### Task brief
Set out each line from the following listing that includes the word "nicht".

========================================

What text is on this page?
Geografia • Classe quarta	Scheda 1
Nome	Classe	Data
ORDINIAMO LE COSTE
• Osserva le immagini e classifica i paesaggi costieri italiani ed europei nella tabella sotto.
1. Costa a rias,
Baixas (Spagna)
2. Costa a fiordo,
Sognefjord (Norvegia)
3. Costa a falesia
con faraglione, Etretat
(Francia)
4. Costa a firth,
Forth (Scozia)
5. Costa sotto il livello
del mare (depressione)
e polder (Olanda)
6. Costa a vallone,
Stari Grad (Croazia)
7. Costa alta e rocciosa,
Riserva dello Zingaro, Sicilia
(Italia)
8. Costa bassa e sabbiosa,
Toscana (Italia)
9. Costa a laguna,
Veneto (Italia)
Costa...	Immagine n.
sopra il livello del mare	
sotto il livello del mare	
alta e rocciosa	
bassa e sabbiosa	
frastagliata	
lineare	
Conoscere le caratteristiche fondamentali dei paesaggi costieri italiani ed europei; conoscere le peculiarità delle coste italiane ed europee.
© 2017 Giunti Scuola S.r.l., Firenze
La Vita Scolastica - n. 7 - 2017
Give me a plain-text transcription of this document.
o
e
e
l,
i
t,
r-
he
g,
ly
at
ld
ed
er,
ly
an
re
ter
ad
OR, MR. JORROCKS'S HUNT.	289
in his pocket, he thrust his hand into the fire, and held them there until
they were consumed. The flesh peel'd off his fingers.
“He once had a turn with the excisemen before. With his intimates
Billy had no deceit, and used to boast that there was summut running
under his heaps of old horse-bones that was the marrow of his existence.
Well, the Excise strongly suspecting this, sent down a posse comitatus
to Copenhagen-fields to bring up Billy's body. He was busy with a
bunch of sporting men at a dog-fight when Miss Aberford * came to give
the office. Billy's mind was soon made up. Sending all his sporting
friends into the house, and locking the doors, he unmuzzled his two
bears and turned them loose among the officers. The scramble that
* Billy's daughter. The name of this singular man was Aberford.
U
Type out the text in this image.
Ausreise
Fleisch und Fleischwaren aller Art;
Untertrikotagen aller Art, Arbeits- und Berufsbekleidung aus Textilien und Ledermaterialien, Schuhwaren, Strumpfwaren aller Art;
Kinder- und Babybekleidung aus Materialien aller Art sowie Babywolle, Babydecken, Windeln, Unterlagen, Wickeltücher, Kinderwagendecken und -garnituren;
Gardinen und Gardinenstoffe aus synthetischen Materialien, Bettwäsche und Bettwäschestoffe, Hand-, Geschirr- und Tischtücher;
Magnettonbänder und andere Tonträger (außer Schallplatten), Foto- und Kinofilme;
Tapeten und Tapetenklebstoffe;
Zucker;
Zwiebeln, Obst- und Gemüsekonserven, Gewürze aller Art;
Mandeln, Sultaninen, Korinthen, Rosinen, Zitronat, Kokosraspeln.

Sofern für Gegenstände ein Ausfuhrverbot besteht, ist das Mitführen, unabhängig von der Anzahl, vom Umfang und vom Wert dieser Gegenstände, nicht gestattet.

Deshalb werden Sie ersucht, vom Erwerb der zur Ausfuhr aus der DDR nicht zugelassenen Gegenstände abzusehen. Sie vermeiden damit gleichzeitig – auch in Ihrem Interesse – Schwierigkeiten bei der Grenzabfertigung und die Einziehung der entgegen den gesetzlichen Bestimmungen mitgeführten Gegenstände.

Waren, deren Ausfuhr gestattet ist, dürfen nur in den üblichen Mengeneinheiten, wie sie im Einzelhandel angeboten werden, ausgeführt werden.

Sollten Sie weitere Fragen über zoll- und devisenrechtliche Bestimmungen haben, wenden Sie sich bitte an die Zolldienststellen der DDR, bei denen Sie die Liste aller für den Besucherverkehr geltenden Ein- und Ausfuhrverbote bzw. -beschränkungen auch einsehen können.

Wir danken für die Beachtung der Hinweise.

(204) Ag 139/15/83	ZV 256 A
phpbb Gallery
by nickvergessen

========================================

### Final answer
Sofern für Gegenstände ein Ausfuhrverbot besteht, ist das Mitführen, unabhängig von der Anzahl, vom Umfang und vom Wert dieser Gegenstände, nicht gestattet.
Deshalb werden Sie ersucht, vom Erwerb der zur Ausfuhr aus der DDR nicht zugelassenen Gegenstände abzusehen. Sie vermeiden damit gleichzeitig – auch in Ihrem Interesse – Schwierigkeiten bei der Grenzabfertigung und die Einziehung der entgegen den gesetzlichen Bestimmungen mitgeführten Gegenstände.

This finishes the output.